##### PASSAGE

Wider Infinity Fabric links are critical because they let AMD run MI300A’s massive Infinity Fabric network at a lower clock. They also help the Zen 4 cores get access to more memory bandwidth than their desktop counterparts. Previously I looked at pinch points in AMD’s Infinity Fabric on a Zen 4 desktop system. With regards to pinch points, MI300A’s Zen 4 CCDs show similar behavior to desktop Zen 4, where bandwidth hungry threads can cause noisy neighbor effects for a latency sensitive thread running on the same CCD. 71 GB/s is higher than the 64 GB/s of read bandwidth that a desktop Zen 4 CCD can get with a 2 GHz Infinity Fabric clock. But once you get to that bandwidth limit, latency starts to go up. Similarly, a latency sensitive thread running on one CCD is insulated against bandwidth hungry code running on other CCDs.

Unlike desktop Zen 4, hitting Infinity Fabric or DRAM bandwidth limits with the CPU cores is simply impossible. Even with the two other CCDs pulling north of 140 GB/s, latency from the first CCD is unaffected. On the other hand, the MI300A’s three CCDs can only consume a fraction of the chip’s HBM3 bandwidth.

That 5.3 TB/s of DRAM bandwidth is really there to feed the GPU dies, not the CPU. MI300A isn’t unique in not letting the CPUs get full access to DRAM bandwidth. Apple’s M1 Max similarly can’t feed its CPU cores with the chip’s full LPDDR5 bandwidth, likely due to pinch points between the CPU core clusters and the rest of the system.

MI300A’s 24 Zen 4 cores achieve 212 GB/s of read bandwidth, and 314 GB/s if I use a read-modify-write pattern that exercises the CPU die Infinity Fabric links in both directions. While that’s not enough to make the memory controllers sweat, it’s a ton of bandwidth on a per-core basis. Unfortunately, latency is more important for CPU workloads. MI300A’s Zen 4 cores fall behind their equally clocked counterparts sitting on top of a server memory subsystem, even when running a bandwidth intensive workload like Y-Cruncher.

##########

SET TASKS:
1: Do these statements agree with the passage on MI300A's Zen 4 cores? (a) A desktop Zen 4 CCD can reach 64 GB/s of read bandwidth with a 2 GHz Infinity Fabric clock. (b) MI300A's CPU cores can use all of the chip's HBM3 bandwidth. (c) With a read-modify-write pattern, MI300A's 24 Zen 4 cores reach 314 GB/s.
2: What would come next after the last sentence of the passage on MI300A's Zen 4 cores? Write the continuation.

##### DATA RECORDS

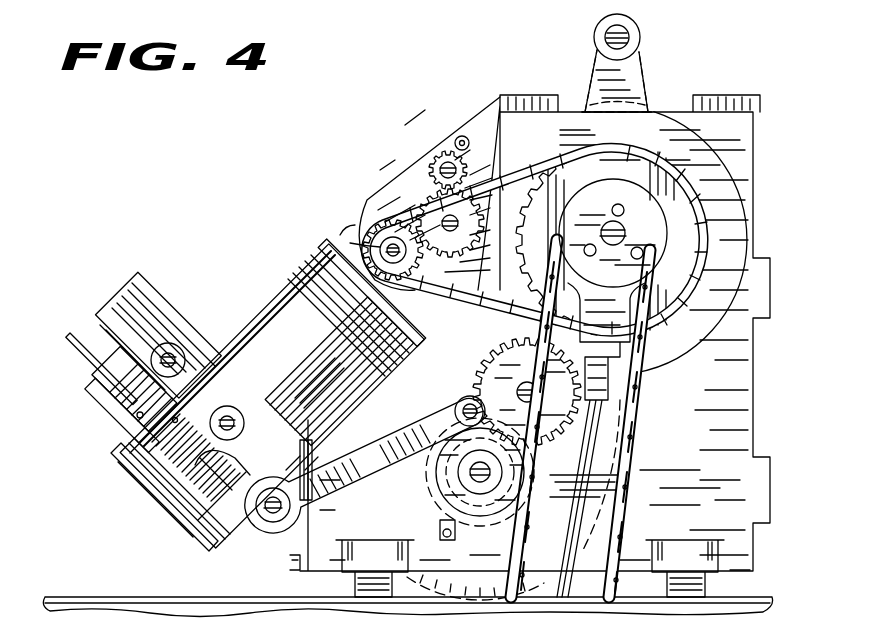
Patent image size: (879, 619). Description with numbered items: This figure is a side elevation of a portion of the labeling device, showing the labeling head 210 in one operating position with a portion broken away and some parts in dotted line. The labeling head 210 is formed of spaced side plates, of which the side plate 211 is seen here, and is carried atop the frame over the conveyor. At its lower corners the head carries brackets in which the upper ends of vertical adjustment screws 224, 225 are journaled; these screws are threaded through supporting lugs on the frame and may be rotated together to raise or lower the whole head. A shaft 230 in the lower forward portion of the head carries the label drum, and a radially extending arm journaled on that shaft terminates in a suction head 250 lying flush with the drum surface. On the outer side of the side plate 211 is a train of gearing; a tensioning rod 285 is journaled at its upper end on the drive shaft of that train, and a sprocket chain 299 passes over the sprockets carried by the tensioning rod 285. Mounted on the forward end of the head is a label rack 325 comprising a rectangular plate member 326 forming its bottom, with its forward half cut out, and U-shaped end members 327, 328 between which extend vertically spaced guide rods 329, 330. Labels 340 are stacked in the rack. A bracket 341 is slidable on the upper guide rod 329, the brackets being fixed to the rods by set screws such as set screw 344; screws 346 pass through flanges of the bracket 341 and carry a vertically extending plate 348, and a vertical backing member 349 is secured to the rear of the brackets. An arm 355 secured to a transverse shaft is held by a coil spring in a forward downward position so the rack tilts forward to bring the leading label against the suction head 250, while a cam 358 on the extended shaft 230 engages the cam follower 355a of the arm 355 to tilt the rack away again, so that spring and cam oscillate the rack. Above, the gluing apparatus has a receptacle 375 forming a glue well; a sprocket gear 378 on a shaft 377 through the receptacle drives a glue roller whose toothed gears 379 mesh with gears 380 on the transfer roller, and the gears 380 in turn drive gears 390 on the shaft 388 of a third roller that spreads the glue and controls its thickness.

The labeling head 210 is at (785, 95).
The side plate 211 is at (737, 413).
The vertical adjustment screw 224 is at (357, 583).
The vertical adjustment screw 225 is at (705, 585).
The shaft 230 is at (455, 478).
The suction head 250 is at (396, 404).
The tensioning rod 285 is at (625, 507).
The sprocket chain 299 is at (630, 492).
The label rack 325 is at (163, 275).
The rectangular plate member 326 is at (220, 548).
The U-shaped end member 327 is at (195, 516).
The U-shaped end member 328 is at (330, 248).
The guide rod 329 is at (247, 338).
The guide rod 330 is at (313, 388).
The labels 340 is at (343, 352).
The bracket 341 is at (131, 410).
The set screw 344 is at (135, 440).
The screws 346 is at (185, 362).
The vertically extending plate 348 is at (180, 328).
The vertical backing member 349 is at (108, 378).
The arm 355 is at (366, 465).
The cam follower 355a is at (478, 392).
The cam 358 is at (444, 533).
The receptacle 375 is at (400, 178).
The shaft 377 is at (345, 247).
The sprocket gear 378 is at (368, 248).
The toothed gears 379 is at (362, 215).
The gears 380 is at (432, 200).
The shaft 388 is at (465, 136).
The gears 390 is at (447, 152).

##########

RESPONSES IN ORDER:
1:
(a) Yes: "the 64 GB/s of read bandwidth that a desktop Zen 4 CCD can get with a 2 GHz Infinity Fabric clock"
(b) No: "the MI300A’s three CCDs can only consume a fraction of the chip’s HBM3 bandwidth"
(c) Yes: "and 314 GB/s if I use a read-modify-write pattern"

2:
SPEC CPU2017 provides a glimpse at how MI300A Zen 4 core might stack up in a variety of general purpose workloads. Against a Zen 4 desktop system, there’s no comparison. MI300A’s single threaded integer performance is about on the same level as the Zen 2 based Ryzen 9 3950X. In my opinion, that’s actually a very good place to be. The 3950X was a top-notch processor a few years ago, and its single threaded performance is still decent in absolute terms.

Cross-Node Bandwidth

Reading from memory attached to other MI300A chips is slower, because traffic must flow through off-socket Infinity Fabric links. These cross-socket links provide 128 GB/s of bandwidth in each direction, and I can get quite close with test sizes that fit within Infinity Cache capacity.

Larger test sizes however see very low cross-socket bandwidth compared to conventional dual socket server setups. I tried a few test modifications, like having all test threads terminate when a flag is set rather than accessing a fixed amount of data, or using 2 MB pages to reduce overhead from address translation.

Neither of those made a significant difference, and I couldn’t read from a remote node’s DRAM at more than 25-26 GB/s.

I also tried using different access patterns. Writes do achieve higher bandwidth, likely because they’re not latency limited. Specifically, I’m using non-temporal writes because regular writes typically require read-for-ownership (RFO) requests, which would run into read latency. Otherwise, the memory subsystem would risk torn writes. Some CPUs like Intel’s Ice Lake server chips can avoid RFOs in certain situations, but I’m using non-temporal writes so that I know exactly what I’m dealing with.

Non-temporal writes appear to skip Infinity Cache. 45.43 GB/s is better than 25 GB/s, but still well short of the 112 GB/s that the cross-socket links are clearly capable of achieving. I also tried using different thread counts to see if I was being latency limited.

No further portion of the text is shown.